▶ **WHAT THE EXERCISE ASKS**
Return the entries below in their exact form, leaving the pictures out.

[start INPUT ROWS]

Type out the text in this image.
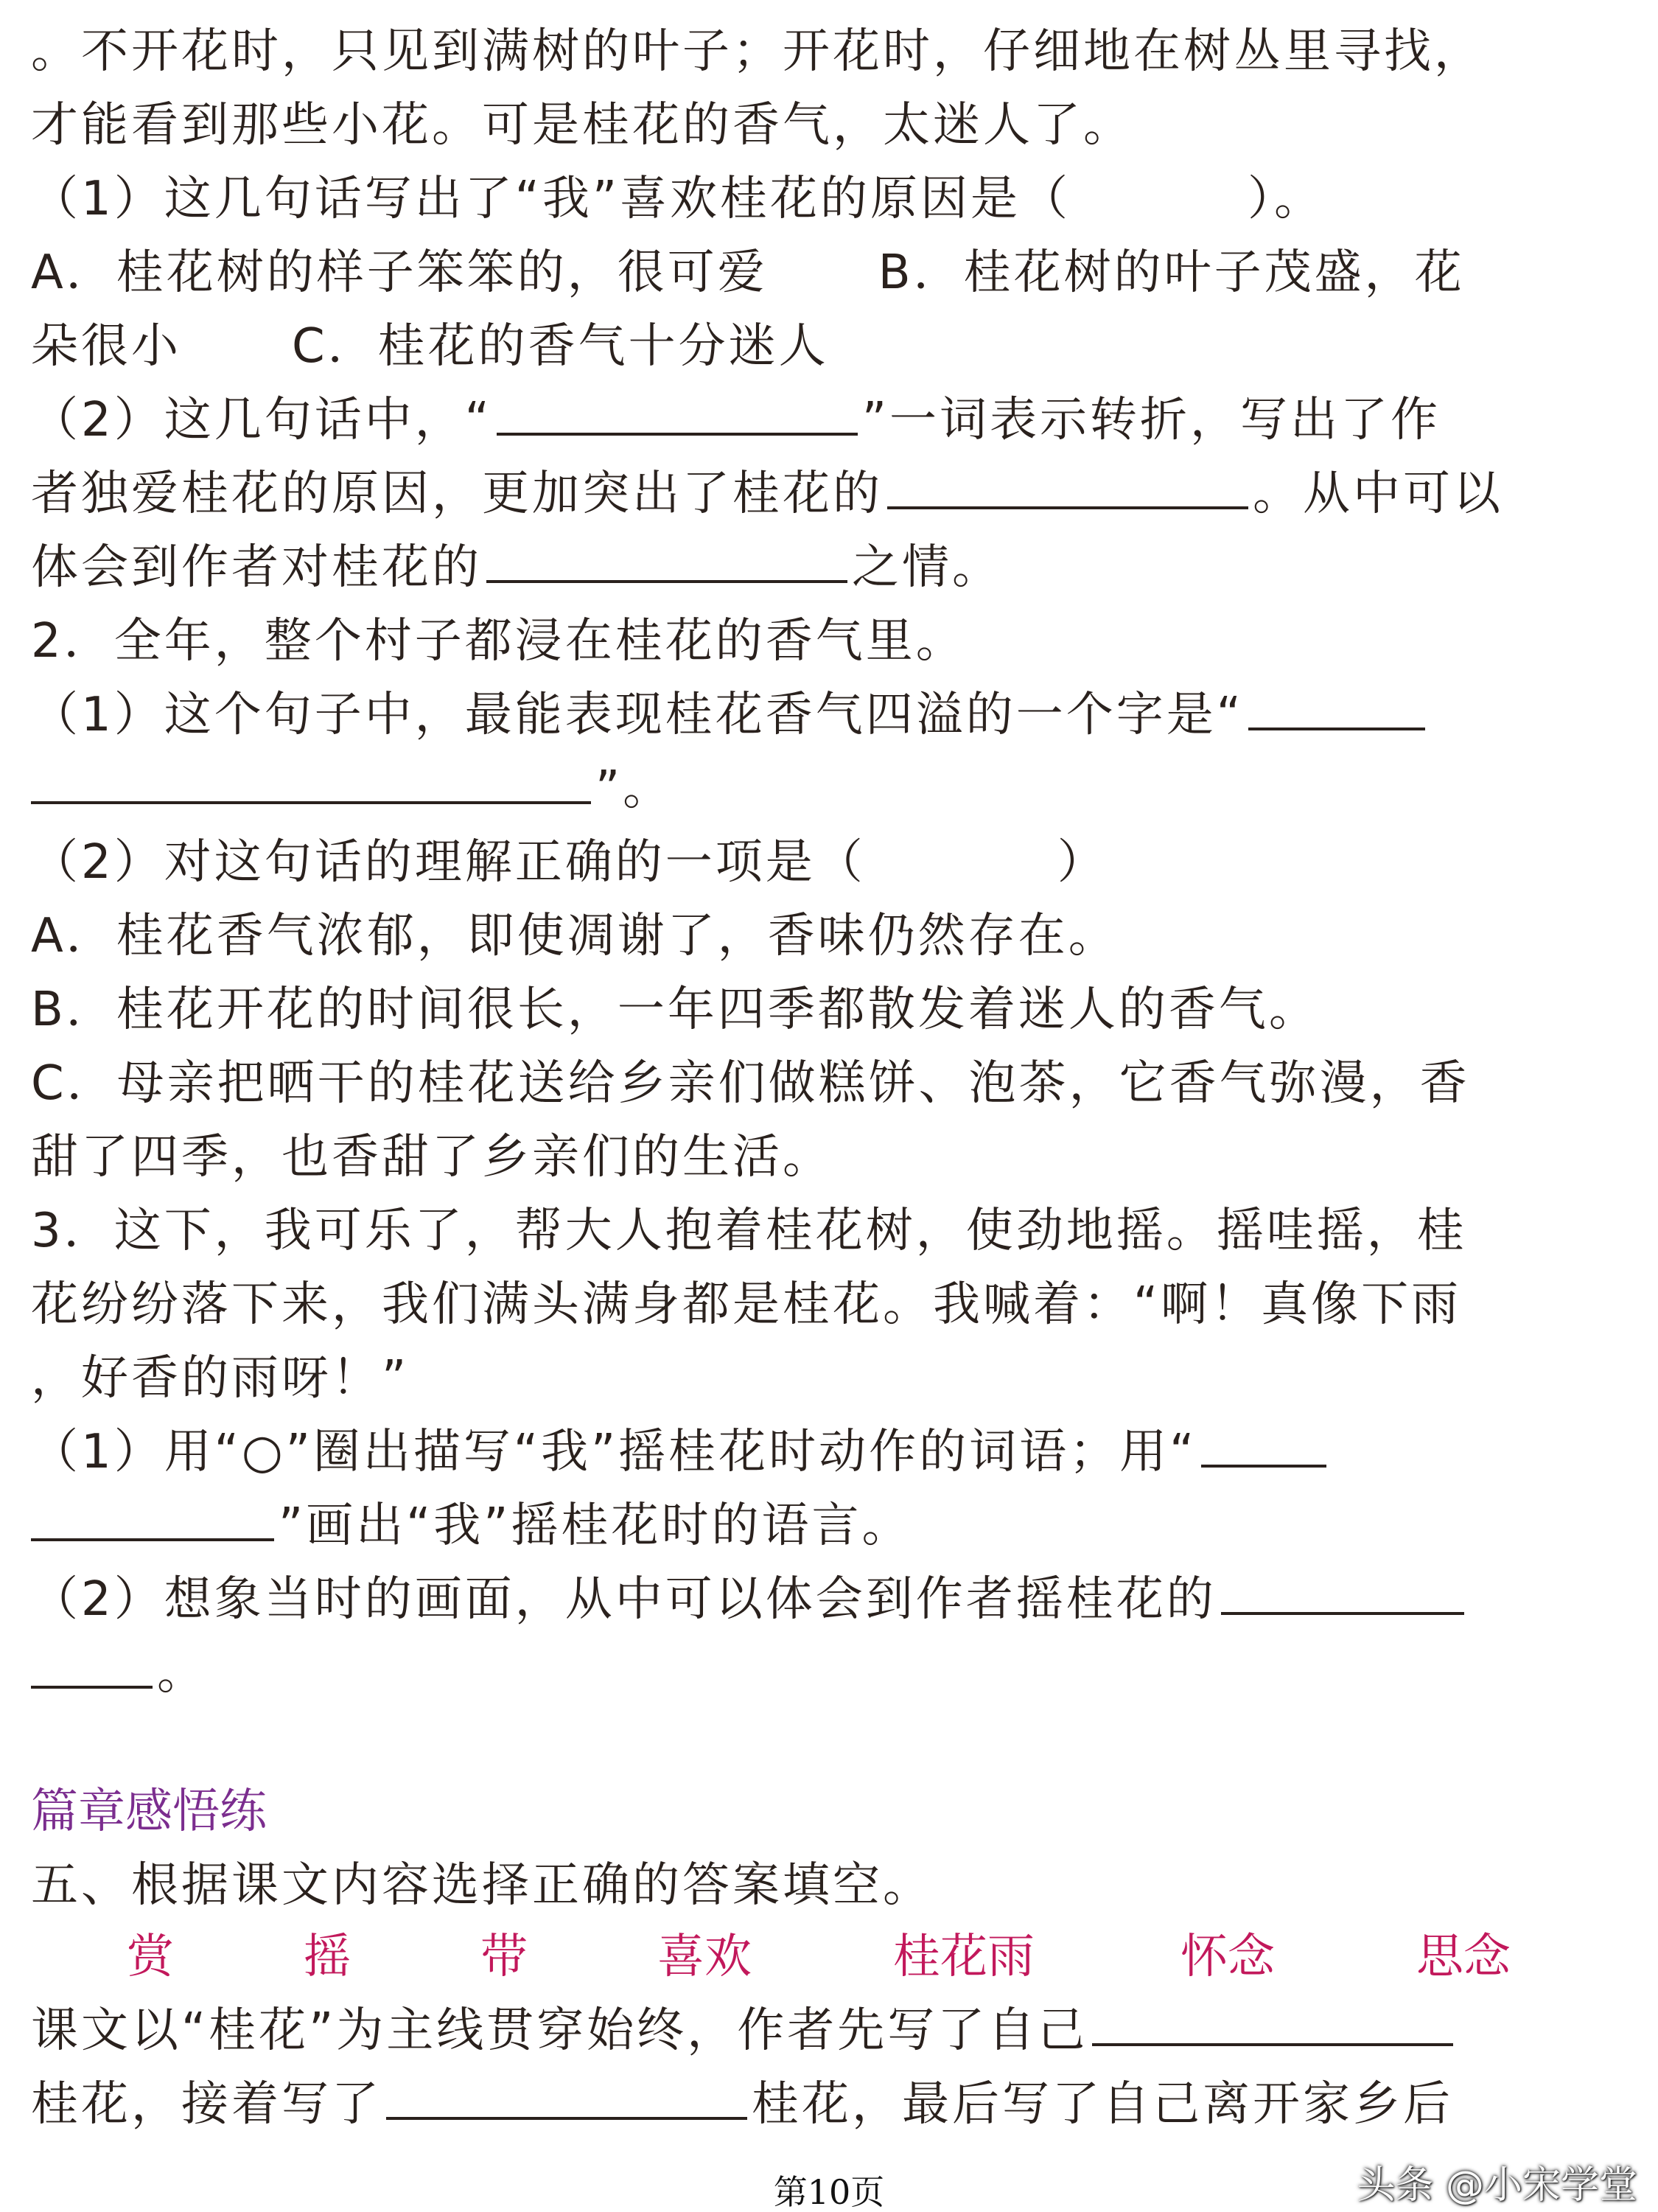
。不开花时，只见到满树的叶子；开花时，仔细地在树丛里寻找，
才能看到那些小花。可是桂花的香气，太迷人了。
（1）这几句话写出了“我”喜欢桂花的原因是（	）。
A．桂花树的样子笨笨的，很可爱 B．桂花树的叶子茂盛，花
朵很小 C．桂花的香气十分迷人
（2）这几句话中，“	”一词表示转折，写出了作
者独爱桂花的原因，更加突出了桂花的	。从中可以
体会到作者对桂花的	之情。
2．全年，整个村子都浸在桂花的香气里。
（1）这个句子中，最能表现桂花香气四溢的一个字是“
”。
（2）对这句话的理解正确的一项是（	）
A．桂花香气浓郁，即使凋谢了，香味仍然存在。
B．桂花开花的时间很长，一年四季都散发着迷人的香气。
C．母亲把晒干的桂花送给乡亲们做糕饼、泡茶，它香气弥漫，香
甜了四季，也香甜了乡亲们的生活。
3．这下，我可乐了，帮大人抱着桂花树，使劲地摇。摇哇摇，桂
花纷纷落下来，我们满头满身都是桂花。我喊着：“啊！真像下雨
，好香的雨呀！”
（1）用“○”圈出描写“我”摇桂花时动作的词语；用“
”画出“我”摇桂花时的语言。
（2）想象当时的画面，从中可以体会到作者摇桂花的
。
篇章感悟练
五、根据课文内容选择正确的答案填空。
赏	摇	带	喜欢	桂花雨	怀念	思念
课文以“桂花”为主线贯穿始终，作者先写了自己
桂花，接着写了	桂花，最后写了自己离开家乡后
第10页	头条 @小宋学堂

[end INPUT ROWS]

▶ **SOLUTION**
Type out the text in this image.
。不开花时，只见到满树的叶子；开花时，仔细地在树丛里寻找，
才能看到那些小花。可是桂花的香气，太迷人了。
（1）这几句话写出了“我”喜欢桂花的原因是（	）。
A．桂花树的样子笨笨的，很可爱 B．桂花树的叶子茂盛，花
朵很小 C．桂花的香气十分迷人
（2）这几句话中，“	”一词表示转折，写出了作
者独爱桂花的原因，更加突出了桂花的	。从中可以
体会到作者对桂花的	之情。
2．全年，整个村子都浸在桂花的香气里。
（1）这个句子中，最能表现桂花香气四溢的一个字是“
”。
（2）对这句话的理解正确的一项是（	）
A．桂花香气浓郁，即使凋谢了，香味仍然存在。
B．桂花开花的时间很长，一年四季都散发着迷人的香气。
C．母亲把晒干的桂花送给乡亲们做糕饼、泡茶，它香气弥漫，香
甜了四季，也香甜了乡亲们的生活。
3．这下，我可乐了，帮大人抱着桂花树，使劲地摇。摇哇摇，桂
花纷纷落下来，我们满头满身都是桂花。我喊着：“啊！真像下雨
，好香的雨呀！”
（1）用“○”圈出描写“我”摇桂花时动作的词语；用“
”画出“我”摇桂花时的语言。
（2）想象当时的画面，从中可以体会到作者摇桂花的
。
篇章感悟练
五、根据课文内容选择正确的答案填空。
赏	摇	带	喜欢	桂花雨	怀念	思念
课文以“桂花”为主线贯穿始终，作者先写了自己
桂花，接着写了	桂花，最后写了自己离开家乡后
第10页	头条 @小宋学堂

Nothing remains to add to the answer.